(Collected data)

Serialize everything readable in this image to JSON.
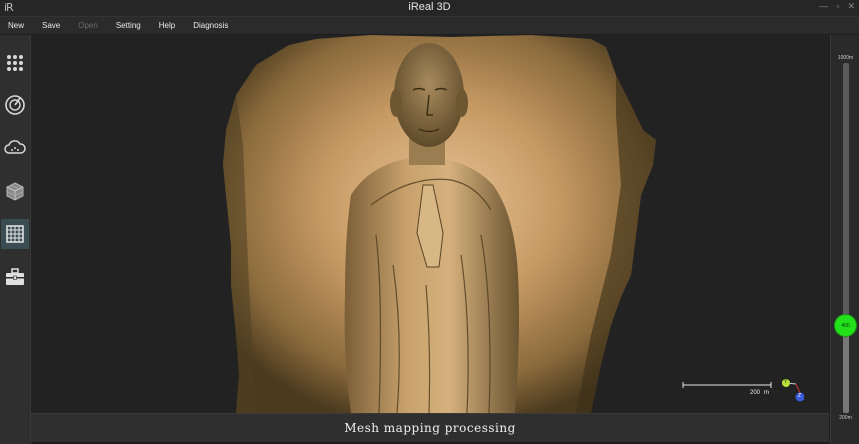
{
  "window": {
    "logo": "iR",
    "title": "iReal 3D",
    "controls": [
      "—",
      "▫",
      "✕"
    ]
  },
  "menu": {
    "items": [
      {
        "label": "New",
        "enabled": true
      },
      {
        "label": "Save",
        "enabled": true
      },
      {
        "label": "Open",
        "enabled": false
      },
      {
        "label": "Setting",
        "enabled": true
      },
      {
        "label": "Help",
        "enabled": true
      },
      {
        "label": "Diagnosis",
        "enabled": true
      }
    ]
  },
  "sidebar": {
    "tools": [
      {
        "icon": "dots-grid-icon",
        "active": false
      },
      {
        "icon": "scan-dial-icon",
        "active": false
      },
      {
        "icon": "cloud-icon",
        "active": false
      },
      {
        "icon": "mesh-cube-icon",
        "active": false
      },
      {
        "icon": "texture-grid-icon",
        "active": true
      },
      {
        "icon": "toolbox-icon",
        "active": false
      }
    ]
  },
  "viewport": {
    "scale_bar": {
      "value": "200",
      "unit": "m"
    },
    "axis": {
      "y": "Y",
      "z": "Z"
    }
  },
  "depth_slider": {
    "max_label": "1000m",
    "min_label": "200m",
    "value": 400,
    "min": 200,
    "max": 1000,
    "thumb_label": "400"
  },
  "status": {
    "text": "Mesh mapping processing"
  },
  "colors": {
    "accent": "#22e01a",
    "active_tool": "#3a4d52",
    "background": "#1e1e1e"
  }
}
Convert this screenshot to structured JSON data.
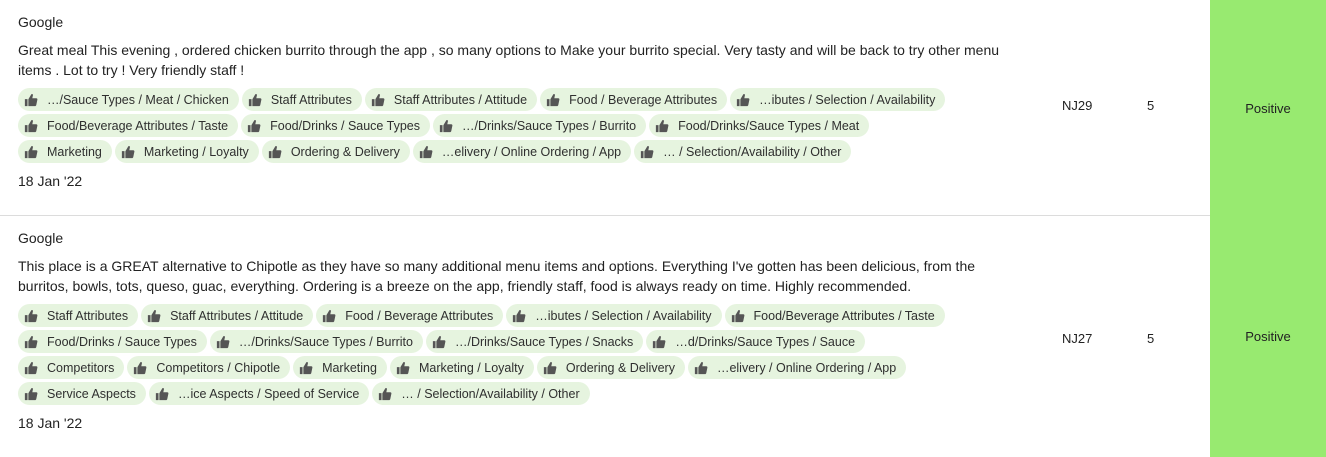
{
  "reviews": [
    {
      "source": "Google",
      "text": "Great meal This evening , ordered chicken burrito through the app , so many options to Make your burrito special. Very tasty and will be back to try other menu items . Lot to try ! Very friendly staff !",
      "tags": [
        "…/Sauce Types / Meat / Chicken",
        "Staff Attributes",
        "Staff Attributes / Attitude",
        "Food / Beverage Attributes",
        "…ibutes / Selection / Availability",
        "Food/Beverage Attributes / Taste",
        "Food/Drinks / Sauce Types",
        "…/Drinks/Sauce Types / Burrito",
        "Food/Drinks/Sauce Types / Meat",
        "Marketing",
        "Marketing / Loyalty",
        "Ordering & Delivery",
        "…elivery / Online Ordering / App",
        "… / Selection/Availability / Other"
      ],
      "date": "18 Jan '22",
      "store": "NJ29",
      "rating": "5",
      "sentiment": "Positive"
    },
    {
      "source": "Google",
      "text": "This place is a GREAT alternative to Chipotle as they have so many additional menu items and options. Everything I've gotten has been delicious, from the burritos, bowls, tots, queso, guac, everything. Ordering is a breeze on the app, friendly staff, food is always ready on time. Highly recommended.",
      "tags": [
        "Staff Attributes",
        "Staff Attributes / Attitude",
        "Food / Beverage Attributes",
        "…ibutes / Selection / Availability",
        "Food/Beverage Attributes / Taste",
        "Food/Drinks / Sauce Types",
        "…/Drinks/Sauce Types / Burrito",
        "…/Drinks/Sauce Types / Snacks",
        "…d/Drinks/Sauce Types / Sauce",
        "Competitors",
        "Competitors / Chipotle",
        "Marketing",
        "Marketing / Loyalty",
        "Ordering & Delivery",
        "…elivery / Online Ordering / App",
        "Service Aspects",
        "…ice Aspects / Speed of Service",
        "… / Selection/Availability / Other"
      ],
      "date": "18 Jan '22",
      "store": "NJ27",
      "rating": "5",
      "sentiment": "Positive"
    }
  ],
  "tag_icon": "thumbs-up-icon",
  "colors": {
    "tag_bg": "#e6f4df",
    "positive_bg": "#98ea70",
    "icon": "#555555"
  }
}
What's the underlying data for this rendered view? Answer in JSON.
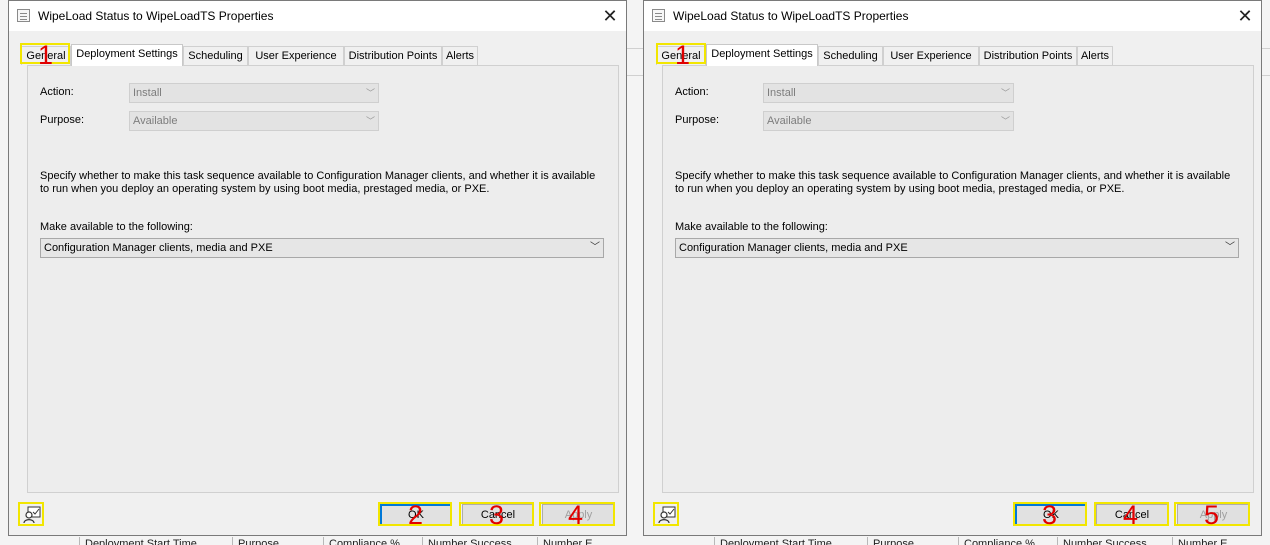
{
  "dialogs": [
    {
      "title": "WipeLoad Status to WipeLoadTS Properties",
      "tabs": [
        {
          "label": "General"
        },
        {
          "label": "Deployment Settings"
        },
        {
          "label": "Scheduling"
        },
        {
          "label": "User Experience"
        },
        {
          "label": "Distribution Points"
        },
        {
          "label": "Alerts"
        }
      ],
      "active_tab": "Deployment Settings",
      "action_label": "Action:",
      "action_value": "Install",
      "purpose_label": "Purpose:",
      "purpose_value": "Available",
      "description": "Specify whether to make this task sequence available to Configuration Manager clients, and whether it is available to run when you deploy an operating system by using boot media, prestaged media, or PXE.",
      "make_available_label": "Make available to the following:",
      "make_available_value": "Configuration Manager clients, media and PXE",
      "ok_label": "OK",
      "cancel_label": "Cancel",
      "apply_label": "Apply",
      "markers": {
        "general": "1",
        "ok": "2",
        "cancel": "3",
        "apply": "4"
      }
    },
    {
      "title": "WipeLoad Status to WipeLoadTS Properties",
      "tabs": [
        {
          "label": "General"
        },
        {
          "label": "Deployment Settings"
        },
        {
          "label": "Scheduling"
        },
        {
          "label": "User Experience"
        },
        {
          "label": "Distribution Points"
        },
        {
          "label": "Alerts"
        }
      ],
      "active_tab": "Deployment Settings",
      "action_label": "Action:",
      "action_value": "Install",
      "purpose_label": "Purpose:",
      "purpose_value": "Available",
      "description": "Specify whether to make this task sequence available to Configuration Manager clients, and whether it is available to run when you deploy an operating system by using boot media, prestaged media, or PXE.",
      "make_available_label": "Make available to the following:",
      "make_available_value": "Configuration Manager clients, media and PXE",
      "ok_label": "OK",
      "cancel_label": "Cancel",
      "apply_label": "Apply",
      "markers": {
        "general": "1",
        "ok": "3",
        "cancel": "4",
        "apply": "5"
      }
    }
  ],
  "background_columns": [
    "Deployment Start Time",
    "Purpose",
    "Compliance %",
    "Number Success",
    "Number E"
  ],
  "colors": {
    "highlight": "#f2e600",
    "marker": "#e00000",
    "default_button_border": "#0078d7"
  }
}
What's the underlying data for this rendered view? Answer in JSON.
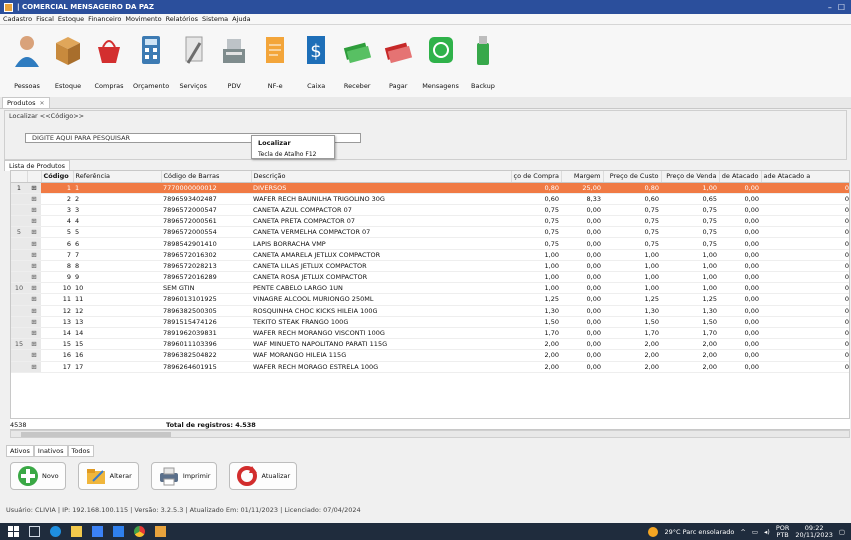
{
  "window": {
    "title": "| COMERCIAL MENSAGEIRO DA PAZ",
    "controls": [
      "–",
      "☐"
    ]
  },
  "menu": [
    "Cadastro",
    "Fiscal",
    "Estoque",
    "Financeiro",
    "Movimento",
    "Relatórios",
    "Sistema",
    "Ajuda"
  ],
  "ribbon": [
    {
      "label": "Pessoas",
      "icon": "person-icon",
      "color": "#2f7cc0"
    },
    {
      "label": "Estoque",
      "icon": "box-icon",
      "color": "#c88a3d"
    },
    {
      "label": "Compras",
      "icon": "basket-icon",
      "color": "#d32f2f"
    },
    {
      "label": "Orçamento",
      "icon": "calculator-icon",
      "color": "#3d7bb3"
    },
    {
      "label": "Serviços",
      "icon": "tools-icon",
      "color": "#9e9e9e"
    },
    {
      "label": "PDV",
      "icon": "register-icon",
      "color": "#7f8c8d"
    },
    {
      "label": "NF-e",
      "icon": "invoice-icon",
      "color": "#f3a53a"
    },
    {
      "label": "Caixa",
      "icon": "cash-icon",
      "color": "#1e6fb8"
    },
    {
      "label": "Receber",
      "icon": "money-in-icon",
      "color": "#2e9d3b"
    },
    {
      "label": "Pagar",
      "icon": "money-out-icon",
      "color": "#c62828"
    },
    {
      "label": "Mensagens",
      "icon": "whatsapp-icon",
      "color": "#2fb24a"
    },
    {
      "label": "Backup",
      "icon": "usb-drive-icon",
      "color": "#37a84a"
    }
  ],
  "tabs": {
    "active": "Produtos"
  },
  "search": {
    "legend": "Localizar <<Código>>",
    "placeholder": "DIGITE AQUI PARA PESQUISAR",
    "tooltip_title": "Localizar",
    "tooltip_hint": "Tecla de Atalho F12"
  },
  "list": {
    "tab_label": "Lista de Produtos",
    "columns": [
      "",
      "",
      "Código",
      "Referência",
      "Código de Barras",
      "Descrição",
      "ço de Compra",
      "Margem",
      "Preço de Custo",
      "Preço de Venda",
      "de Atacado",
      "ade Atacado a"
    ],
    "rows": [
      [
        "1",
        "1",
        "1",
        "7770000000012",
        "DIVERSOS",
        "0,80",
        "25,00",
        "0,80",
        "1,00",
        "0,00",
        "0"
      ],
      [
        "",
        "2",
        "2",
        "7896593402487",
        "WAFER RECH BAUNILHA TRIGOLINO 30G",
        "0,60",
        "8,33",
        "0,60",
        "0,65",
        "0,00",
        "0"
      ],
      [
        "",
        "3",
        "3",
        "7896572000547",
        "CANETA AZUL COMPACTOR 07",
        "0,75",
        "0,00",
        "0,75",
        "0,75",
        "0,00",
        "0"
      ],
      [
        "",
        "4",
        "4",
        "7896572000561",
        "CANETA PRETA COMPACTOR 07",
        "0,75",
        "0,00",
        "0,75",
        "0,75",
        "0,00",
        "0"
      ],
      [
        "5",
        "5",
        "5",
        "7896572000554",
        "CANETA VERMELHA COMPACTOR 07",
        "0,75",
        "0,00",
        "0,75",
        "0,75",
        "0,00",
        "0"
      ],
      [
        "",
        "6",
        "6",
        "7898542901410",
        "LAPIS BORRACHA VMP",
        "0,75",
        "0,00",
        "0,75",
        "0,75",
        "0,00",
        "0"
      ],
      [
        "",
        "7",
        "7",
        "7896572016302",
        "CANETA AMARELA JETLUX COMPACTOR",
        "1,00",
        "0,00",
        "1,00",
        "1,00",
        "0,00",
        "0"
      ],
      [
        "",
        "8",
        "8",
        "7896572028213",
        "CANETA LILAS JETLUX COMPACTOR",
        "1,00",
        "0,00",
        "1,00",
        "1,00",
        "0,00",
        "0"
      ],
      [
        "",
        "9",
        "9",
        "7896572016289",
        "CANETA ROSA JETLUX COMPACTOR",
        "1,00",
        "0,00",
        "1,00",
        "1,00",
        "0,00",
        "0"
      ],
      [
        "10",
        "10",
        "10",
        "SEM GTIN",
        "PENTE CABELO LARGO 1UN",
        "1,00",
        "0,00",
        "1,00",
        "1,00",
        "0,00",
        "0"
      ],
      [
        "",
        "11",
        "11",
        "7896013101925",
        "VINAGRE ALCOOL MURIONGO 250ML",
        "1,25",
        "0,00",
        "1,25",
        "1,25",
        "0,00",
        "0"
      ],
      [
        "",
        "12",
        "12",
        "7896382500305",
        "ROSQUINHA CHOC KICKS HILEIA 100G",
        "1,30",
        "0,00",
        "1,30",
        "1,30",
        "0,00",
        "0"
      ],
      [
        "",
        "13",
        "13",
        "7891515474126",
        "TEKITO STEAK FRANGO 100G",
        "1,50",
        "0,00",
        "1,50",
        "1,50",
        "0,00",
        "0"
      ],
      [
        "",
        "14",
        "14",
        "7891962039831",
        "WAFER RECH MORANGO VISCONTI 100G",
        "1,70",
        "0,00",
        "1,70",
        "1,70",
        "0,00",
        "0"
      ],
      [
        "15",
        "15",
        "15",
        "7896011103396",
        "WAF MINUETO NAPOLITANO PARATI 115G",
        "2,00",
        "0,00",
        "2,00",
        "2,00",
        "0,00",
        "0"
      ],
      [
        "",
        "16",
        "16",
        "7896382504822",
        "WAF MORANGO HILEIA 115G",
        "2,00",
        "0,00",
        "2,00",
        "2,00",
        "0,00",
        "0"
      ],
      [
        "",
        "17",
        "17",
        "7896264601915",
        "WAFER RECH MORAGO ESTRELA 100G",
        "2,00",
        "0,00",
        "2,00",
        "2,00",
        "0,00",
        "0"
      ]
    ],
    "count": "4538",
    "total_label": "Total de registros: 4.538"
  },
  "filters": [
    "Ativos",
    "Inativos",
    "Todos"
  ],
  "actions": [
    {
      "label": "Novo",
      "icon": "plus-icon",
      "color": "#3aa845"
    },
    {
      "label": "Alterar",
      "icon": "edit-folder-icon",
      "color": "#f0b63c"
    },
    {
      "label": "Imprimir",
      "icon": "printer-icon",
      "color": "#5a6f8a"
    },
    {
      "label": "Atualizar",
      "icon": "refresh-icon",
      "color": "#d22d2d"
    }
  ],
  "status": "Usuário: CLIVIA | IP: 192.168.100.115 | Versão: 3.2.5.3 | Atualizado Em: 01/11/2023 | Licenciado: 07/04/2024",
  "taskbar": {
    "weather": "29°C Parc ensolarado",
    "lang": "POR",
    "lang2": "PTB",
    "time": "09:22",
    "date": "20/11/2023"
  },
  "colors": {
    "selected_row": "#f07a44",
    "titlebar": "#2b4f9c",
    "taskbar": "#1f2c3d"
  }
}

● PROBLEM TO SOLVE
Within the listing above, find every line containing the string "RECH" and return it.

● REPLY
        "WAFER RECH BAUNILHA TRIGOLINO 30G",
        "WAFER RECH MORANGO VISCONTI 100G",
        "WAFER RECH MORAGO ESTRELA 100G",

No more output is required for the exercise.